ASSIGNMENT
Reproduce each line of the material precisely.

PROVIDED DATA
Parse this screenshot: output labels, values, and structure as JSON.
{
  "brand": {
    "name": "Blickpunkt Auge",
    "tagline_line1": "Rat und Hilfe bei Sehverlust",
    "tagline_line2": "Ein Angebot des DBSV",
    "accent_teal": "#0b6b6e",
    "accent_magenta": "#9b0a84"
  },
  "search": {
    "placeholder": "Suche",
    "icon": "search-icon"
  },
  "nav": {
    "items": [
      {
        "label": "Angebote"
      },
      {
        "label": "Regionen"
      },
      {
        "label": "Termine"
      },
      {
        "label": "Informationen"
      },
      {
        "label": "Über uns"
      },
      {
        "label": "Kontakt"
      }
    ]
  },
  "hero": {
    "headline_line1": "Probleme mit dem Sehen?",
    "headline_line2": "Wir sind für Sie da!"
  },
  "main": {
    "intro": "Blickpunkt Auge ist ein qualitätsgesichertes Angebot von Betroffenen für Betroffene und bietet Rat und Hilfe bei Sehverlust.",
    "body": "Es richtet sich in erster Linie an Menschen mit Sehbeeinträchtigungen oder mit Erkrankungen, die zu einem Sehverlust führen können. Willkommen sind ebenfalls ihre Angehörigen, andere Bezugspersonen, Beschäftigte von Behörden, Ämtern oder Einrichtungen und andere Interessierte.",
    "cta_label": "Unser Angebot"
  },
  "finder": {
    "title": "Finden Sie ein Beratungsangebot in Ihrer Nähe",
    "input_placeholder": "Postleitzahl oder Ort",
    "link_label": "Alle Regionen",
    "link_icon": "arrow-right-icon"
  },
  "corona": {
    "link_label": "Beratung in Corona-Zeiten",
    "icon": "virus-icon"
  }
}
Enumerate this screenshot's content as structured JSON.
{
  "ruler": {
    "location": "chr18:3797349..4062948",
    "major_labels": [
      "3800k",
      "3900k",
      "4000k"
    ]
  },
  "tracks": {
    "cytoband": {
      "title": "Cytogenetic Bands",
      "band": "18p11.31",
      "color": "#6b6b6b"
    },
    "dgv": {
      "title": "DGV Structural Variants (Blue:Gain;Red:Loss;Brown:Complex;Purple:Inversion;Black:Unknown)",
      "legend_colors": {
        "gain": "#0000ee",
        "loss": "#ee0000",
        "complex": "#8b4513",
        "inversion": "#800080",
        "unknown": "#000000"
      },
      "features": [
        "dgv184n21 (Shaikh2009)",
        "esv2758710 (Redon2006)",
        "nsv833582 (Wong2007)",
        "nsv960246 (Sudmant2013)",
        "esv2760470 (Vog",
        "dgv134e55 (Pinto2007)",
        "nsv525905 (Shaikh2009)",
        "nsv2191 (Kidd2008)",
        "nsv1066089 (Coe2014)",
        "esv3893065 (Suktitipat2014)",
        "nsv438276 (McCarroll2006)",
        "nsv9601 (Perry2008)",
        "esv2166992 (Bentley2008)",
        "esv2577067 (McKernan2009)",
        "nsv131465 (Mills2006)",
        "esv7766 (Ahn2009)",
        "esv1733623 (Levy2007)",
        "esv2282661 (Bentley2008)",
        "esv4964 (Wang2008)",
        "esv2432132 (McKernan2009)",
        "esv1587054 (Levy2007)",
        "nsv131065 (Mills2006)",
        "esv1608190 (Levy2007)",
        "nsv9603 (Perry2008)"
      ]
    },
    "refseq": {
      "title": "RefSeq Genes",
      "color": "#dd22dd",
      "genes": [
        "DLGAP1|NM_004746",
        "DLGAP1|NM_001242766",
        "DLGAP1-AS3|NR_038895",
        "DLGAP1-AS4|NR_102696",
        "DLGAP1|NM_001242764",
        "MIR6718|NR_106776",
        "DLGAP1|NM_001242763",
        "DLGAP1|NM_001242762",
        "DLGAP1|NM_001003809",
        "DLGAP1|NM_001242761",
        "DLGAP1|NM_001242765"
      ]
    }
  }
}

WRITTEN SOLUTION
Parse this screenshot: output labels, values, and structure as JSON.
{
  "brand": {
    "name": "Blickpunkt Auge",
    "tagline_line1": "Rat und Hilfe bei Sehverlust",
    "tagline_line2": "Ein Angebot des DBSV",
    "accent_teal": "#0b6b6e",
    "accent_magenta": "#9b0a84"
  },
  "search": {
    "placeholder": "Suche",
    "icon": "search-icon"
  },
  "nav": {
    "items": [
      {
        "label": "Angebote"
      },
      {
        "label": "Regionen"
      },
      {
        "label": "Termine"
      },
      {
        "label": "Informationen"
      },
      {
        "label": "Über uns"
      },
      {
        "label": "Kontakt"
      }
    ]
  },
  "hero": {
    "headline_line1": "Probleme mit dem Sehen?",
    "headline_line2": "Wir sind für Sie da!"
  },
  "main": {
    "intro": "Blickpunkt Auge ist ein qualitätsgesichertes Angebot von Betroffenen für Betroffene und bietet Rat und Hilfe bei Sehverlust.",
    "body": "Es richtet sich in erster Linie an Menschen mit Sehbeeinträchtigungen oder mit Erkrankungen, die zu einem Sehverlust führen können. Willkommen sind ebenfalls ihre Angehörigen, andere Bezugspersonen, Beschäftigte von Behörden, Ämtern oder Einrichtungen und andere Interessierte.",
    "cta_label": "Unser Angebot"
  },
  "finder": {
    "title": "Finden Sie ein Beratungsangebot in Ihrer Nähe",
    "input_placeholder": "Postleitzahl oder Ort",
    "link_label": "Alle Regionen",
    "link_icon": "arrow-right-icon"
  },
  "corona": {
    "link_label": "Beratung in Corona-Zeiten",
    "icon": "virus-icon"
  }
}
Enumerate this screenshot's content as structured JSON.
{
  "ruler": {
    "location": "chr18:3797349..4062948",
    "major_labels": [
      "3800k",
      "3900k",
      "4000k"
    ]
  },
  "tracks": {
    "cytoband": {
      "title": "Cytogenetic Bands",
      "band": "18p11.31",
      "color": "#6b6b6b"
    },
    "dgv": {
      "title": "DGV Structural Variants (Blue:Gain;Red:Loss;Brown:Complex;Purple:Inversion;Black:Unknown)",
      "legend_colors": {
        "gain": "#0000ee",
        "loss": "#ee0000",
        "complex": "#8b4513",
        "inversion": "#800080",
        "unknown": "#000000"
      },
      "features": [
        "dgv184n21 (Shaikh2009)",
        "esv2758710 (Redon2006)",
        "nsv833582 (Wong2007)",
        "nsv960246 (Sudmant2013)",
        "esv2760470 (Vog",
        "dgv134e55 (Pinto2007)",
        "nsv525905 (Shaikh2009)",
        "nsv2191 (Kidd2008)",
        "nsv1066089 (Coe2014)",
        "esv3893065 (Suktitipat2014)",
        "nsv438276 (McCarroll2006)",
        "nsv9601 (Perry2008)",
        "esv2166992 (Bentley2008)",
        "esv2577067 (McKernan2009)",
        "nsv131465 (Mills2006)",
        "esv7766 (Ahn2009)",
        "esv1733623 (Levy2007)",
        "esv2282661 (Bentley2008)",
        "esv4964 (Wang2008)",
        "esv2432132 (McKernan2009)",
        "esv1587054 (Levy2007)",
        "nsv131065 (Mills2006)",
        "esv1608190 (Levy2007)",
        "nsv9603 (Perry2008)"
      ]
    },
    "refseq": {
      "title": "RefSeq Genes",
      "color": "#dd22dd",
      "genes": [
        "DLGAP1|NM_004746",
        "DLGAP1|NM_001242766",
        "DLGAP1-AS3|NR_038895",
        "DLGAP1-AS4|NR_102696",
        "DLGAP1|NM_001242764",
        "MIR6718|NR_106776",
        "DLGAP1|NM_001242763",
        "DLGAP1|NM_001242762",
        "DLGAP1|NM_001003809",
        "DLGAP1|NM_001242761",
        "DLGAP1|NM_001242765"
      ]
    }
  }
}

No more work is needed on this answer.